◆ Given exercise: Below is the data. Give it again, complete and exact.
Begin Task inputs
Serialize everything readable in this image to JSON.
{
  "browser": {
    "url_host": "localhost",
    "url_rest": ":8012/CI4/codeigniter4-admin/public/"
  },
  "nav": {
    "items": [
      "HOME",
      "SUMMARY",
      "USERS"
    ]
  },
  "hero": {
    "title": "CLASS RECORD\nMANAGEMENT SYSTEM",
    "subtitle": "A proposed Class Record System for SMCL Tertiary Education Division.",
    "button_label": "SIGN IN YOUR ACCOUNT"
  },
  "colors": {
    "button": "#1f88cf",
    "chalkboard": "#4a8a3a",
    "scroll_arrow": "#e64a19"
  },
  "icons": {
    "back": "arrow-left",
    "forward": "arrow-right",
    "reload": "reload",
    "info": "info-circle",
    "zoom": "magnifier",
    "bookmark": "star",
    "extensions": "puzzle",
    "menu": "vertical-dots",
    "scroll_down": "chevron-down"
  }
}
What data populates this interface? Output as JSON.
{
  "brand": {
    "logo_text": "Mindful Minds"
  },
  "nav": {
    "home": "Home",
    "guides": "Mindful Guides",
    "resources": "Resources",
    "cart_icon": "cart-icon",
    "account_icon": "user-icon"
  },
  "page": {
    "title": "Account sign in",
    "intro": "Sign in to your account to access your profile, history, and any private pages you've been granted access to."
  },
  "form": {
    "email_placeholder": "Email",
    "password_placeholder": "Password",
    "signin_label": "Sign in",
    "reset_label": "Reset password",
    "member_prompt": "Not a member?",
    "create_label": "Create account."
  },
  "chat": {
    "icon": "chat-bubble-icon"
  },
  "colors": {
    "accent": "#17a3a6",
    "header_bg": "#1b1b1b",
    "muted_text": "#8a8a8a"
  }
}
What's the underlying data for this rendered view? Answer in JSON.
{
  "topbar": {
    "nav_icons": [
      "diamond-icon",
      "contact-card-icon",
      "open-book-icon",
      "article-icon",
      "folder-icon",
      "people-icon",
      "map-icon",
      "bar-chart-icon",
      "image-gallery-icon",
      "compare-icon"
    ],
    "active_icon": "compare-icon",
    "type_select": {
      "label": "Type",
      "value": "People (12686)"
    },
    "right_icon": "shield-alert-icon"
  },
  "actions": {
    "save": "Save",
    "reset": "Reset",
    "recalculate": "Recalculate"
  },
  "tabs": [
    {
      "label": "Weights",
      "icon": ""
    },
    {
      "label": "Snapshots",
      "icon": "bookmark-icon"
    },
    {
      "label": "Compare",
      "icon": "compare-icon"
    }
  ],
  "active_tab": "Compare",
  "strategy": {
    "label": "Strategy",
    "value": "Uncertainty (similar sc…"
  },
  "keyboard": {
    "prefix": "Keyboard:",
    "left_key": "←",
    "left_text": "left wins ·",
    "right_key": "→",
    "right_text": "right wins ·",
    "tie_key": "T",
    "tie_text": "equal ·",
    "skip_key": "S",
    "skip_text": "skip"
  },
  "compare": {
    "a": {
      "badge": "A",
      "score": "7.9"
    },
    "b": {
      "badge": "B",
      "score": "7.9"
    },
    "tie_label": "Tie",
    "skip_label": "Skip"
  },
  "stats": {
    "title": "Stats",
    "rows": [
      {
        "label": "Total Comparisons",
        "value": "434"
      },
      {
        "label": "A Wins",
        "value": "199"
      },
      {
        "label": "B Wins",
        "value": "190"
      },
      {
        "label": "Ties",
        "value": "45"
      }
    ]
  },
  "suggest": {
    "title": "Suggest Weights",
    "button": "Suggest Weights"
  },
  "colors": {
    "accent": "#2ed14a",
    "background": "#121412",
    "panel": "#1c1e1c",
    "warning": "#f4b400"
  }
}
End Task inputs
◆ Solution below:
Serialize everything readable in this image to JSON.
{
  "browser": {
    "url_host": "localhost",
    "url_rest": ":8012/CI4/codeigniter4-admin/public/"
  },
  "nav": {
    "items": [
      "HOME",
      "SUMMARY",
      "USERS"
    ]
  },
  "hero": {
    "title": "CLASS RECORD\nMANAGEMENT SYSTEM",
    "subtitle": "A proposed Class Record System for SMCL Tertiary Education Division.",
    "button_label": "SIGN IN YOUR ACCOUNT"
  },
  "colors": {
    "button": "#1f88cf",
    "chalkboard": "#4a8a3a",
    "scroll_arrow": "#e64a19"
  },
  "icons": {
    "back": "arrow-left",
    "forward": "arrow-right",
    "reload": "reload",
    "info": "info-circle",
    "zoom": "magnifier",
    "bookmark": "star",
    "extensions": "puzzle",
    "menu": "vertical-dots",
    "scroll_down": "chevron-down"
  }
}
What data populates this interface? Output as JSON.
{
  "brand": {
    "logo_text": "Mindful Minds"
  },
  "nav": {
    "home": "Home",
    "guides": "Mindful Guides",
    "resources": "Resources",
    "cart_icon": "cart-icon",
    "account_icon": "user-icon"
  },
  "page": {
    "title": "Account sign in",
    "intro": "Sign in to your account to access your profile, history, and any private pages you've been granted access to."
  },
  "form": {
    "email_placeholder": "Email",
    "password_placeholder": "Password",
    "signin_label": "Sign in",
    "reset_label": "Reset password",
    "member_prompt": "Not a member?",
    "create_label": "Create account."
  },
  "chat": {
    "icon": "chat-bubble-icon"
  },
  "colors": {
    "accent": "#17a3a6",
    "header_bg": "#1b1b1b",
    "muted_text": "#8a8a8a"
  }
}
What's the underlying data for this rendered view? Answer in JSON.
{
  "topbar": {
    "nav_icons": [
      "diamond-icon",
      "contact-card-icon",
      "open-book-icon",
      "article-icon",
      "folder-icon",
      "people-icon",
      "map-icon",
      "bar-chart-icon",
      "image-gallery-icon",
      "compare-icon"
    ],
    "active_icon": "compare-icon",
    "type_select": {
      "label": "Type",
      "value": "People (12686)"
    },
    "right_icon": "shield-alert-icon"
  },
  "actions": {
    "save": "Save",
    "reset": "Reset",
    "recalculate": "Recalculate"
  },
  "tabs": [
    {
      "label": "Weights",
      "icon": ""
    },
    {
      "label": "Snapshots",
      "icon": "bookmark-icon"
    },
    {
      "label": "Compare",
      "icon": "compare-icon"
    }
  ],
  "active_tab": "Compare",
  "strategy": {
    "label": "Strategy",
    "value": "Uncertainty (similar sc…"
  },
  "keyboard": {
    "prefix": "Keyboard:",
    "left_key": "←",
    "left_text": "left wins ·",
    "right_key": "→",
    "right_text": "right wins ·",
    "tie_key": "T",
    "tie_text": "equal ·",
    "skip_key": "S",
    "skip_text": "skip"
  },
  "compare": {
    "a": {
      "badge": "A",
      "score": "7.9"
    },
    "b": {
      "badge": "B",
      "score": "7.9"
    },
    "tie_label": "Tie",
    "skip_label": "Skip"
  },
  "stats": {
    "title": "Stats",
    "rows": [
      {
        "label": "Total Comparisons",
        "value": "434"
      },
      {
        "label": "A Wins",
        "value": "199"
      },
      {
        "label": "B Wins",
        "value": "190"
      },
      {
        "label": "Ties",
        "value": "45"
      }
    ]
  },
  "suggest": {
    "title": "Suggest Weights",
    "button": "Suggest Weights"
  },
  "colors": {
    "accent": "#2ed14a",
    "background": "#121412",
    "panel": "#1c1e1c",
    "warning": "#f4b400"
  }
}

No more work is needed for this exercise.